WHAT NEEDS TO BE DONE:
Find and return each line containing "true".

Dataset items

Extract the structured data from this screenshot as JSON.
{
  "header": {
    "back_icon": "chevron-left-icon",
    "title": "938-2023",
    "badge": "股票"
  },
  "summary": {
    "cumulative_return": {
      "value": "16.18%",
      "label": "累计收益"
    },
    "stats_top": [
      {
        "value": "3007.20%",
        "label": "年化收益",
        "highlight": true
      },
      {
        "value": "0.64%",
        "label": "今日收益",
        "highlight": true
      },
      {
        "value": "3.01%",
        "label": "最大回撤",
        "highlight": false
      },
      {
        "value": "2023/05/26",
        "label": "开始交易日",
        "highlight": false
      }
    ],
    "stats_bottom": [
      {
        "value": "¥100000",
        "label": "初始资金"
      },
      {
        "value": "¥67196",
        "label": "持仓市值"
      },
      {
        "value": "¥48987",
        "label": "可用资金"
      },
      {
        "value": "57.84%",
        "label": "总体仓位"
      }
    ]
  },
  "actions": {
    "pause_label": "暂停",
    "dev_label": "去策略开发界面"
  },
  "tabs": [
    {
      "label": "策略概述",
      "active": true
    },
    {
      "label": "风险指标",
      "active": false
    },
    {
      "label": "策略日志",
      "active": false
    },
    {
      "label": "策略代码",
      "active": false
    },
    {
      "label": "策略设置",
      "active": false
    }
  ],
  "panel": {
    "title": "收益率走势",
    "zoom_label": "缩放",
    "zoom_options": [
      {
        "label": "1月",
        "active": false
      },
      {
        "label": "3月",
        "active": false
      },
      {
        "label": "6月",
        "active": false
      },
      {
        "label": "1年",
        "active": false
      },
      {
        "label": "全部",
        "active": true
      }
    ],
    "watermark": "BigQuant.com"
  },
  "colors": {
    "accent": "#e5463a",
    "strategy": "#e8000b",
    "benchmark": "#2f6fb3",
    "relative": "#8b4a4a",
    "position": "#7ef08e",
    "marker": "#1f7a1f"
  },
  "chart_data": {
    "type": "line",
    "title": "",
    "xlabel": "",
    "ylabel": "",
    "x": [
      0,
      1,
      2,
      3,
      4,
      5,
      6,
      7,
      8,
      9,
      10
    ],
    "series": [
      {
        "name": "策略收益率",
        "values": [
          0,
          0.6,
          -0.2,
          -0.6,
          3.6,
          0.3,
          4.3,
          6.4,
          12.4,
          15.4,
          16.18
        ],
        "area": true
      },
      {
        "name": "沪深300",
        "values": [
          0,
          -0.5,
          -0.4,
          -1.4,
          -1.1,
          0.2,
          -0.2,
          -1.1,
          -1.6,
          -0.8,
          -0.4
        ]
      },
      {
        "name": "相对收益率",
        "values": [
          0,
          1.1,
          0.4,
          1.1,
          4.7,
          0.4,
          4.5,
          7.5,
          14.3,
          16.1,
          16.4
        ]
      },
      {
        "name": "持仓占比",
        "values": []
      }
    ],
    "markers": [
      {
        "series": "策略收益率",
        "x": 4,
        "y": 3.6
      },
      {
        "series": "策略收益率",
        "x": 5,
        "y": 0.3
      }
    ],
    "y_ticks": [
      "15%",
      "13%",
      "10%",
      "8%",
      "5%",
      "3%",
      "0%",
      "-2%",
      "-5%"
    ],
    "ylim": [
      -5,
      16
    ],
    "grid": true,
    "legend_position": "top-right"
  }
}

SOLVED EXERCISE:
        "highlight": true
        "highlight": true
      "active": true
        "active": true
        "area": true
    "grid": true,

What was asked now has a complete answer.